Recorded data
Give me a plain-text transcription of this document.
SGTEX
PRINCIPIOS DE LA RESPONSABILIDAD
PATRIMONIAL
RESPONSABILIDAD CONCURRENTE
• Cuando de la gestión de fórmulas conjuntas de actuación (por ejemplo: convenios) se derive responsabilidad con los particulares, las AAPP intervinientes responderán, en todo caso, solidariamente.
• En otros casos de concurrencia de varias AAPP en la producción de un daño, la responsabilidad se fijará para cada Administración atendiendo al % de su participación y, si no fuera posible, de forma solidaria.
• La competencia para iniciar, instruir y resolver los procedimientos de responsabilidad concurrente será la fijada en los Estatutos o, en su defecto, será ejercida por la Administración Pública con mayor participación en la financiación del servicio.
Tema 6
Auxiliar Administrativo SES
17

▶ _What to produce_
Restate every record exactly, leaving nothing out.

▶ _Exercise result_
Give me a plain-text transcription of this document.
SGTEX
PRINCIPIOS DE LA RESPONSABILIDAD
PATRIMONIAL
RESPONSABILIDAD CONCURRENTE
• Cuando de la gestión de fórmulas conjuntas de actuación (por ejemplo: convenios) se derive responsabilidad con los particulares, las AAPP intervinientes responderán, en todo caso, solidariamente.
• En otros casos de concurrencia de varias AAPP en la producción de un daño, la responsabilidad se fijará para cada Administración atendiendo al % de su participación y, si no fuera posible, de forma solidaria.
• La competencia para iniciar, instruir y resolver los procedimientos de responsabilidad concurrente será la fijada en los Estatutos o, en su defecto, será ejercida por la Administración Pública con mayor participación en la financiación del servicio.
Tema 6
Auxiliar Administrativo SES
17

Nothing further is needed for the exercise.